• **DATASET EXTRACT**:
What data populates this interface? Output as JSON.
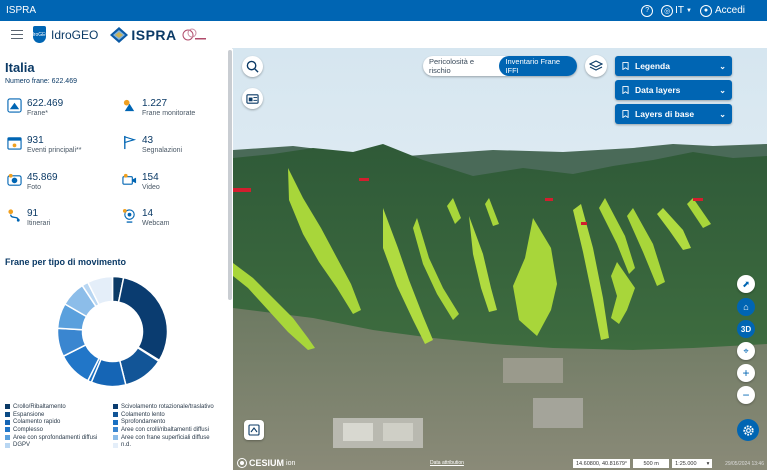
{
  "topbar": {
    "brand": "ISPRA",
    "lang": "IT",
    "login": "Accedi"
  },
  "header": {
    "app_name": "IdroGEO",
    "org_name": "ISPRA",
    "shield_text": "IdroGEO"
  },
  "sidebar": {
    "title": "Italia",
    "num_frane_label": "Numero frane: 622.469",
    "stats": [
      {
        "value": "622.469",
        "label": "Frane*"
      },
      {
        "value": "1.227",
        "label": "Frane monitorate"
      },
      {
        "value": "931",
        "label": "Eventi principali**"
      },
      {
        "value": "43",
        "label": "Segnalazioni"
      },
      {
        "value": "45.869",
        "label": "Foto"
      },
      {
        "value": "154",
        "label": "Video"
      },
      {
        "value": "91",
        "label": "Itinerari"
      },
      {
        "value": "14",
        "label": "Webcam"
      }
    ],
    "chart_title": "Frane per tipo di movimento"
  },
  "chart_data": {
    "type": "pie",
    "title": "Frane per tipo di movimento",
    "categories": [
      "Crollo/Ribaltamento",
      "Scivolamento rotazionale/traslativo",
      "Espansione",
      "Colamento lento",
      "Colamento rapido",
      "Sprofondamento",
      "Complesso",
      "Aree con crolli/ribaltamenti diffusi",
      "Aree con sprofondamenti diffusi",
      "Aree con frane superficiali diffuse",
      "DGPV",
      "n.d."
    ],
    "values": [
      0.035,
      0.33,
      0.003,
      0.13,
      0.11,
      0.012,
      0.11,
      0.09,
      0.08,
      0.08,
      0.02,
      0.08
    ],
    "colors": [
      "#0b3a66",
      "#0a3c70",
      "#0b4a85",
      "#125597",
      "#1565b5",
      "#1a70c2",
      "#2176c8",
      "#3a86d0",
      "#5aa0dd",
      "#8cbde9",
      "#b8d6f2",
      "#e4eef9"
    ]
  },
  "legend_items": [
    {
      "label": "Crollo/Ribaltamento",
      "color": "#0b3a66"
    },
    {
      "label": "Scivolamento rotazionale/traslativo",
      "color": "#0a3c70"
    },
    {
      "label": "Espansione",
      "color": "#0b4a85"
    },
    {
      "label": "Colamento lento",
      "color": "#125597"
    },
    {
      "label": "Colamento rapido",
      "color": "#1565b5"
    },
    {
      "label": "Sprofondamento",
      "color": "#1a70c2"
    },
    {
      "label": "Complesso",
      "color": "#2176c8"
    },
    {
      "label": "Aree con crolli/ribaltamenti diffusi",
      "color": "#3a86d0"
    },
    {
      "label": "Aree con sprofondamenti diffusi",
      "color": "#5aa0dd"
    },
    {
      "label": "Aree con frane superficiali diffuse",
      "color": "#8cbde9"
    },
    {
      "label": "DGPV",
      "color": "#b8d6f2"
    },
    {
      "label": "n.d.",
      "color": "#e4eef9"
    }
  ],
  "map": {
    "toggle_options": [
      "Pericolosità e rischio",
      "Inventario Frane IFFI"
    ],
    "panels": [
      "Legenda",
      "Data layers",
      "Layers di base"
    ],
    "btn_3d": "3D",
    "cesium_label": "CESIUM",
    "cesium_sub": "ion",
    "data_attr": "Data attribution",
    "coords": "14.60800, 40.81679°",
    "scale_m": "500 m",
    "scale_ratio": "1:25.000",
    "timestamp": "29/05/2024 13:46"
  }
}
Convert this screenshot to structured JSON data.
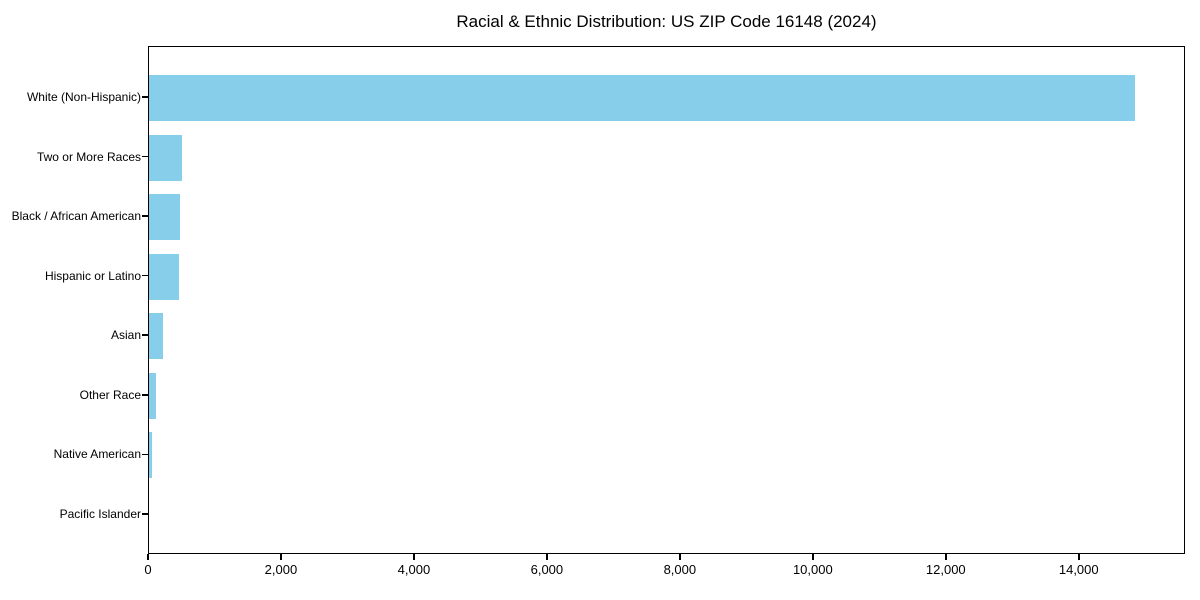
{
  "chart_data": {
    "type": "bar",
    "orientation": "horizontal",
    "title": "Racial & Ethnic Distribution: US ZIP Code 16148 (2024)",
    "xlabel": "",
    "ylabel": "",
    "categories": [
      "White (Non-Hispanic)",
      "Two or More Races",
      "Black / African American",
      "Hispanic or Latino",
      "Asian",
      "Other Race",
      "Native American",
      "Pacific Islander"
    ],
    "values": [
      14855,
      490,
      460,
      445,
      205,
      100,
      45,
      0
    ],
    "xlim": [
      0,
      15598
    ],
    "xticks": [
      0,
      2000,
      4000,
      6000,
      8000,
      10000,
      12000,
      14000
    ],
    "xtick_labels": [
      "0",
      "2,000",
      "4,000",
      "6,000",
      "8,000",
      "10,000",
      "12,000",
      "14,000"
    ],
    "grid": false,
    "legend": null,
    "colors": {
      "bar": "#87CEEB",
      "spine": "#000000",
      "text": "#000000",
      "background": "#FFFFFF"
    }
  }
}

• **EXERCISE DESCRIPTION**: Copy out each line exactly, without the pictures.

• **SOLUTION TO THIS PROBLEM**:
What data populates this interface? Output as JSON.
{
  "topbar": {
    "brand": "ISPRA",
    "lang": "IT",
    "login": "Accedi"
  },
  "header": {
    "app_name": "IdroGEO",
    "org_name": "ISPRA",
    "shield_text": "IdroGEO"
  },
  "sidebar": {
    "title": "Italia",
    "num_frane_label": "Numero frane: 622.469",
    "stats": [
      {
        "value": "622.469",
        "label": "Frane*"
      },
      {
        "value": "1.227",
        "label": "Frane monitorate"
      },
      {
        "value": "931",
        "label": "Eventi principali**"
      },
      {
        "value": "43",
        "label": "Segnalazioni"
      },
      {
        "value": "45.869",
        "label": "Foto"
      },
      {
        "value": "154",
        "label": "Video"
      },
      {
        "value": "91",
        "label": "Itinerari"
      },
      {
        "value": "14",
        "label": "Webcam"
      }
    ],
    "chart_title": "Frane per tipo di movimento"
  },
  "chart_data": {
    "type": "pie",
    "title": "Frane per tipo di movimento",
    "categories": [
      "Crollo/Ribaltamento",
      "Scivolamento rotazionale/traslativo",
      "Espansione",
      "Colamento lento",
      "Colamento rapido",
      "Sprofondamento",
      "Complesso",
      "Aree con crolli/ribaltamenti diffusi",
      "Aree con sprofondamenti diffusi",
      "Aree con frane superficiali diffuse",
      "DGPV",
      "n.d."
    ],
    "values": [
      0.035,
      0.33,
      0.003,
      0.13,
      0.11,
      0.012,
      0.11,
      0.09,
      0.08,
      0.08,
      0.02,
      0.08
    ],
    "colors": [
      "#0b3a66",
      "#0a3c70",
      "#0b4a85",
      "#125597",
      "#1565b5",
      "#1a70c2",
      "#2176c8",
      "#3a86d0",
      "#5aa0dd",
      "#8cbde9",
      "#b8d6f2",
      "#e4eef9"
    ]
  },
  "legend_items": [
    {
      "label": "Crollo/Ribaltamento",
      "color": "#0b3a66"
    },
    {
      "label": "Scivolamento rotazionale/traslativo",
      "color": "#0a3c70"
    },
    {
      "label": "Espansione",
      "color": "#0b4a85"
    },
    {
      "label": "Colamento lento",
      "color": "#125597"
    },
    {
      "label": "Colamento rapido",
      "color": "#1565b5"
    },
    {
      "label": "Sprofondamento",
      "color": "#1a70c2"
    },
    {
      "label": "Complesso",
      "color": "#2176c8"
    },
    {
      "label": "Aree con crolli/ribaltamenti diffusi",
      "color": "#3a86d0"
    },
    {
      "label": "Aree con sprofondamenti diffusi",
      "color": "#5aa0dd"
    },
    {
      "label": "Aree con frane superficiali diffuse",
      "color": "#8cbde9"
    },
    {
      "label": "DGPV",
      "color": "#b8d6f2"
    },
    {
      "label": "n.d.",
      "color": "#e4eef9"
    }
  ],
  "map": {
    "toggle_options": [
      "Pericolosità e rischio",
      "Inventario Frane IFFI"
    ],
    "panels": [
      "Legenda",
      "Data layers",
      "Layers di base"
    ],
    "btn_3d": "3D",
    "cesium_label": "CESIUM",
    "cesium_sub": "ion",
    "data_attr": "Data attribution",
    "coords": "14.60800, 40.81679°",
    "scale_m": "500 m",
    "scale_ratio": "1:25.000",
    "timestamp": "29/05/2024 13:46"
  }
}
Convert this screenshot to structured JSON data.
{
  "chart_data": {
    "type": "bar",
    "orientation": "horizontal",
    "title": "Racial & Ethnic Distribution: US ZIP Code 16148 (2024)",
    "xlabel": "",
    "ylabel": "",
    "categories": [
      "White (Non-Hispanic)",
      "Two or More Races",
      "Black / African American",
      "Hispanic or Latino",
      "Asian",
      "Other Race",
      "Native American",
      "Pacific Islander"
    ],
    "values": [
      14855,
      490,
      460,
      445,
      205,
      100,
      45,
      0
    ],
    "xlim": [
      0,
      15598
    ],
    "xticks": [
      0,
      2000,
      4000,
      6000,
      8000,
      10000,
      12000,
      14000
    ],
    "xtick_labels": [
      "0",
      "2,000",
      "4,000",
      "6,000",
      "8,000",
      "10,000",
      "12,000",
      "14,000"
    ],
    "grid": false,
    "legend": null,
    "colors": {
      "bar": "#87CEEB",
      "spine": "#000000",
      "text": "#000000",
      "background": "#FFFFFF"
    }
  }
}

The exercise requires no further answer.